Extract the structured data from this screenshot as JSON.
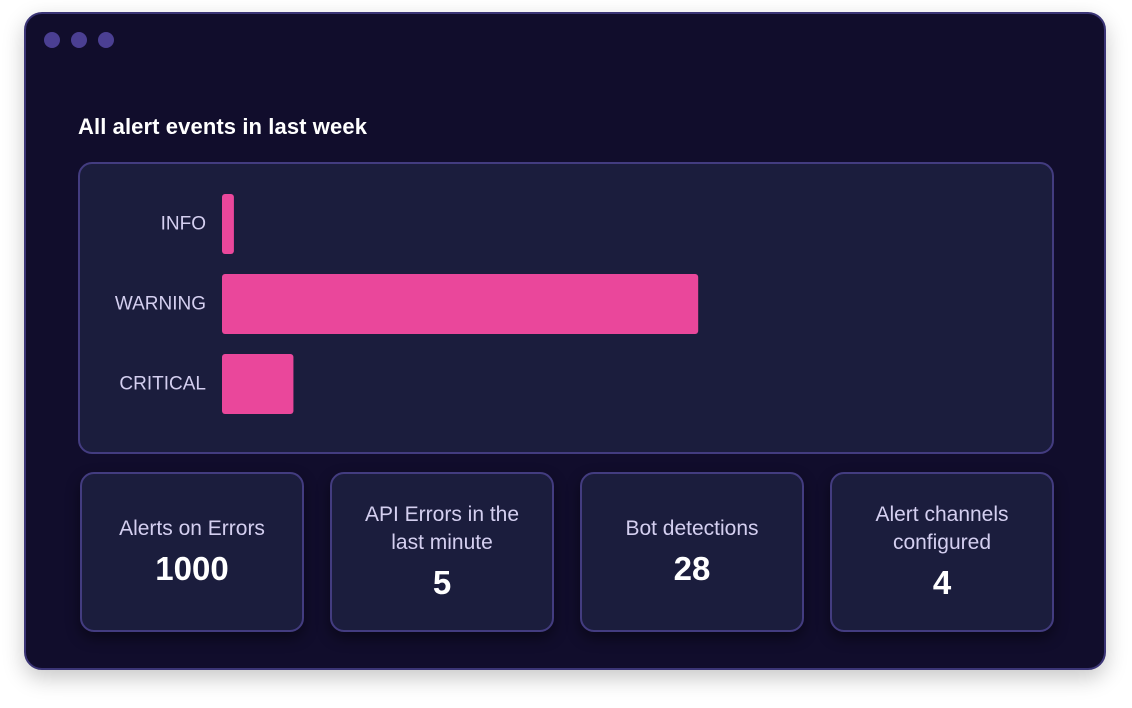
{
  "window": {
    "controls": [
      "window-dot",
      "window-dot",
      "window-dot"
    ],
    "accent_color": "#ea479b"
  },
  "chart_title": "All alert events in last week",
  "chart_data": {
    "type": "bar",
    "orientation": "horizontal",
    "title": "All alert events in last week",
    "categories": [
      "INFO",
      "WARNING",
      "CRITICAL"
    ],
    "values": [
      2.5,
      100,
      15
    ],
    "xlim": [
      0,
      168
    ],
    "grid": false,
    "legend": "none",
    "bar_color": "#ea479b"
  },
  "stats": [
    {
      "label": "Alerts on Errors",
      "value": "1000"
    },
    {
      "label": "API Errors in the last minute",
      "value": "5"
    },
    {
      "label": "Bot detections",
      "value": "28"
    },
    {
      "label": "Alert channels configured",
      "value": "4"
    }
  ]
}
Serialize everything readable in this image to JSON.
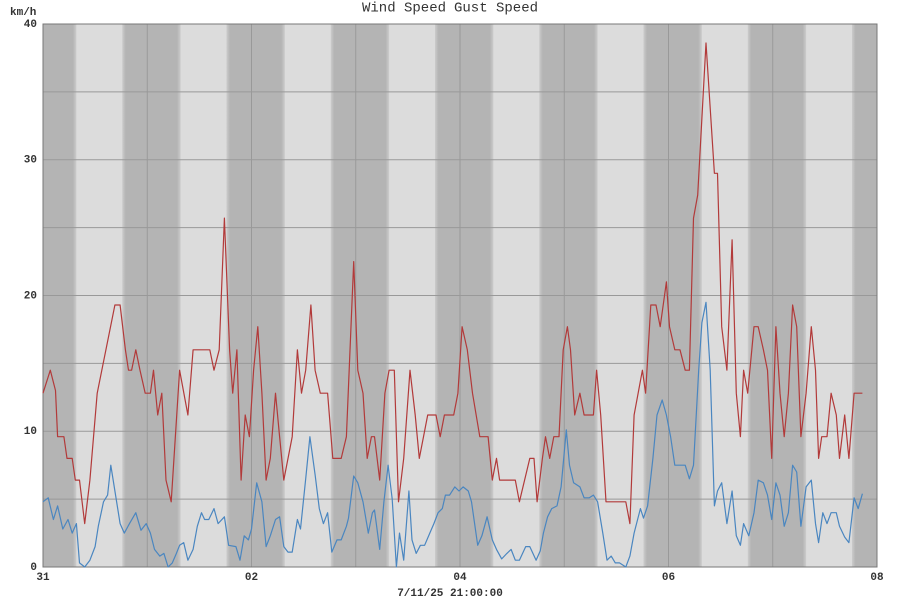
{
  "chart_data": {
    "type": "line",
    "y_label": "km/h",
    "x_label": "7/11/25 21:00:00",
    "xlim": [
      0,
      8
    ],
    "xticks": [
      {
        "value": 0,
        "label": "31"
      },
      {
        "value": 2,
        "label": "02"
      },
      {
        "value": 4,
        "label": "04"
      },
      {
        "value": 6,
        "label": "06"
      },
      {
        "value": 8,
        "label": "08"
      }
    ],
    "ylim": [
      0,
      40
    ],
    "yticks": [
      0,
      10,
      20,
      30,
      40
    ],
    "grid": true,
    "series": [
      {
        "name": "Wind Speed",
        "color": "#4a86c0",
        "x": [
          0,
          0.05,
          0.1,
          0.14,
          0.19,
          0.24,
          0.28,
          0.32,
          0.35,
          0.4,
          0.45,
          0.5,
          0.53,
          0.58,
          0.62,
          0.65,
          0.69,
          0.74,
          0.78,
          0.83,
          0.89,
          0.94,
          0.99,
          1.03,
          1.07,
          1.12,
          1.16,
          1.2,
          1.24,
          1.28,
          1.31,
          1.35,
          1.39,
          1.44,
          1.48,
          1.52,
          1.55,
          1.59,
          1.64,
          1.68,
          1.74,
          1.78,
          1.85,
          1.89,
          1.93,
          1.97,
          2.0,
          2.05,
          2.1,
          2.14,
          2.18,
          2.23,
          2.27,
          2.31,
          2.35,
          2.39,
          2.44,
          2.47,
          2.52,
          2.56,
          2.61,
          2.65,
          2.69,
          2.73,
          2.77,
          2.82,
          2.86,
          2.91,
          2.93,
          2.98,
          3.02,
          3.07,
          3.12,
          3.16,
          3.18,
          3.23,
          3.27,
          3.31,
          3.35,
          3.39,
          3.42,
          3.46,
          3.51,
          3.54,
          3.58,
          3.62,
          3.66,
          3.71,
          3.75,
          3.79,
          3.83,
          3.86,
          3.9,
          3.95,
          3.99,
          4.03,
          4.08,
          4.11,
          4.17,
          4.21,
          4.26,
          4.31,
          4.35,
          4.4,
          4.45,
          4.49,
          4.53,
          4.57,
          4.63,
          4.67,
          4.73,
          4.77,
          4.8,
          4.84,
          4.88,
          4.93,
          4.97,
          5.02,
          5.05,
          5.09,
          5.15,
          5.19,
          5.24,
          5.28,
          5.32,
          5.37,
          5.41,
          5.45,
          5.49,
          5.53,
          5.59,
          5.63,
          5.67,
          5.73,
          5.76,
          5.8,
          5.85,
          5.89,
          5.94,
          5.98,
          6.02,
          6.06,
          6.11,
          6.16,
          6.2,
          6.24,
          6.29,
          6.32,
          6.36,
          6.4,
          6.44,
          6.47,
          6.51,
          6.56,
          6.61,
          6.65,
          6.69,
          6.72,
          6.77,
          6.82,
          6.86,
          6.91,
          6.95,
          6.99,
          7.03,
          7.07,
          7.11,
          7.15,
          7.19,
          7.23,
          7.27,
          7.32,
          7.37,
          7.41,
          7.44,
          7.48,
          7.52,
          7.56,
          7.61,
          7.64,
          7.69,
          7.73,
          7.78,
          7.82,
          7.86
        ],
        "values": [
          4.8,
          5.1,
          3.5,
          4.5,
          2.8,
          3.5,
          2.5,
          3.2,
          0.3,
          0,
          0.5,
          1.5,
          3,
          4.8,
          5.3,
          7.5,
          5.6,
          3.2,
          2.5,
          3.2,
          4,
          2.7,
          3.2,
          2.5,
          1.3,
          0.8,
          1,
          0,
          0.3,
          1,
          1.6,
          1.8,
          0.5,
          1.3,
          3,
          4,
          3.5,
          3.5,
          4.3,
          3.2,
          3.7,
          1.6,
          1.5,
          0.5,
          2.3,
          2,
          2.8,
          6.2,
          4.8,
          1.5,
          2.3,
          3.5,
          3.7,
          1.5,
          1.1,
          1.1,
          3.5,
          2.8,
          6.5,
          9.6,
          6.8,
          4.3,
          3.2,
          4,
          1.1,
          2,
          2,
          3,
          3.6,
          6.7,
          6.2,
          4.8,
          2.5,
          4,
          4.2,
          1.3,
          4.8,
          7.5,
          5,
          0,
          2.5,
          0.5,
          5.6,
          2,
          1,
          1.6,
          1.6,
          2.5,
          3.2,
          4,
          4.3,
          5.3,
          5.3,
          5.9,
          5.6,
          5.9,
          5.6,
          4.8,
          1.6,
          2.3,
          3.7,
          2,
          1.3,
          0.6,
          1,
          1.3,
          0.5,
          0.5,
          1.5,
          1.5,
          0.5,
          1.2,
          2.5,
          3.7,
          4.3,
          4.5,
          5.9,
          10.1,
          7.5,
          6.2,
          5.9,
          5.1,
          5.1,
          5.3,
          4.8,
          2.5,
          0.5,
          0.8,
          0.3,
          0.3,
          0,
          0.8,
          2.5,
          4.3,
          3.6,
          4.5,
          8,
          11.2,
          12.3,
          11.2,
          9.6,
          7.5,
          7.5,
          7.5,
          6.5,
          7.5,
          14.5,
          18,
          19.5,
          14.5,
          4.5,
          5.6,
          6.2,
          3.2,
          5.6,
          2.3,
          1.6,
          3.2,
          2.3,
          4,
          6.4,
          6.2,
          5.3,
          3.5,
          6.2,
          5.3,
          3,
          4,
          7.5,
          7,
          3,
          5.9,
          6.4,
          3.2,
          1.8,
          4,
          3.2,
          4,
          4,
          3,
          2.2,
          1.8,
          5.1,
          4.3,
          5.4
        ]
      },
      {
        "name": "Gust Speed",
        "color": "#b23a3a",
        "x": [
          0,
          0.07,
          0.12,
          0.14,
          0.2,
          0.23,
          0.28,
          0.31,
          0.35,
          0.4,
          0.45,
          0.52,
          0.69,
          0.74,
          0.79,
          0.82,
          0.85,
          0.89,
          0.93,
          0.98,
          1.03,
          1.06,
          1.1,
          1.14,
          1.18,
          1.23,
          1.31,
          1.39,
          1.44,
          1.6,
          1.64,
          1.69,
          1.74,
          1.79,
          1.82,
          1.86,
          1.9,
          1.94,
          1.98,
          2.02,
          2.06,
          2.1,
          2.14,
          2.18,
          2.23,
          2.27,
          2.31,
          2.39,
          2.44,
          2.48,
          2.52,
          2.57,
          2.61,
          2.66,
          2.73,
          2.78,
          2.86,
          2.91,
          2.98,
          3.02,
          3.07,
          3.11,
          3.15,
          3.18,
          3.23,
          3.28,
          3.32,
          3.37,
          3.41,
          3.46,
          3.52,
          3.57,
          3.61,
          3.65,
          3.69,
          3.77,
          3.81,
          3.85,
          3.94,
          3.98,
          4.02,
          4.07,
          4.12,
          4.19,
          4.27,
          4.31,
          4.35,
          4.38,
          4.53,
          4.57,
          4.67,
          4.71,
          4.74,
          4.79,
          4.82,
          4.86,
          4.9,
          4.95,
          4.99,
          5.03,
          5.06,
          5.1,
          5.15,
          5.19,
          5.28,
          5.31,
          5.35,
          5.4,
          5.55,
          5.59,
          5.63,
          5.67,
          5.75,
          5.78,
          5.83,
          5.88,
          5.92,
          5.98,
          6.01,
          6.06,
          6.11,
          6.16,
          6.2,
          6.24,
          6.28,
          6.36,
          6.44,
          6.47,
          6.51,
          6.56,
          6.61,
          6.65,
          6.69,
          6.72,
          6.76,
          6.82,
          6.86,
          6.91,
          6.95,
          6.99,
          7.03,
          7.07,
          7.11,
          7.15,
          7.19,
          7.23,
          7.27,
          7.32,
          7.37,
          7.41,
          7.44,
          7.47,
          7.52,
          7.56,
          7.61,
          7.64,
          7.69,
          7.73,
          7.78,
          7.86
        ],
        "values": [
          12.8,
          14.5,
          13,
          9.6,
          9.6,
          8,
          8,
          6.4,
          6.4,
          3.2,
          6.4,
          12.8,
          19.3,
          19.3,
          16,
          14.5,
          14.5,
          16,
          14.5,
          12.8,
          12.8,
          14.5,
          11.2,
          12.8,
          6.4,
          4.8,
          14.5,
          11.2,
          16,
          16,
          14.5,
          16,
          25.7,
          16,
          12.8,
          16,
          6.4,
          11.2,
          9.6,
          14.5,
          17.7,
          12.8,
          6.4,
          8,
          12.8,
          9.6,
          6.4,
          9.6,
          16,
          12.8,
          14.5,
          19.3,
          14.5,
          12.8,
          12.8,
          8,
          8,
          9.6,
          22.5,
          14.5,
          12.8,
          8,
          9.6,
          9.6,
          6.4,
          12.8,
          14.5,
          14.5,
          4.8,
          8,
          14.5,
          11.2,
          8,
          9.6,
          11.2,
          11.2,
          9.6,
          11.2,
          11.2,
          12.8,
          17.7,
          16,
          12.8,
          9.6,
          9.6,
          6.4,
          8,
          6.4,
          6.4,
          4.8,
          8,
          8,
          4.8,
          8,
          9.6,
          8,
          9.6,
          9.6,
          16,
          17.7,
          16,
          11.2,
          12.8,
          11.2,
          11.2,
          14.5,
          11.2,
          4.8,
          4.8,
          4.8,
          3.2,
          11.2,
          14.5,
          12.8,
          19.3,
          19.3,
          17.7,
          21,
          17.7,
          16,
          16,
          14.5,
          14.5,
          25.7,
          27.4,
          38.6,
          29,
          29,
          17.7,
          14.5,
          24.1,
          12.8,
          9.6,
          14.5,
          12.8,
          17.7,
          17.7,
          16,
          14.5,
          8,
          17.7,
          12.8,
          9.6,
          12.8,
          19.3,
          17.7,
          9.6,
          12.8,
          17.7,
          14.5,
          8,
          9.6,
          9.6,
          12.8,
          11.2,
          8,
          11.2,
          8,
          12.8,
          12.8
        ]
      }
    ]
  }
}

____________________

▶ _Given problem_:
Find and copy every line in the entries above where the string "week" occurs.

▶ _Solution for this exercise_:
  "chart_title": "All alert events in last week",
    "title": "All alert events in last week",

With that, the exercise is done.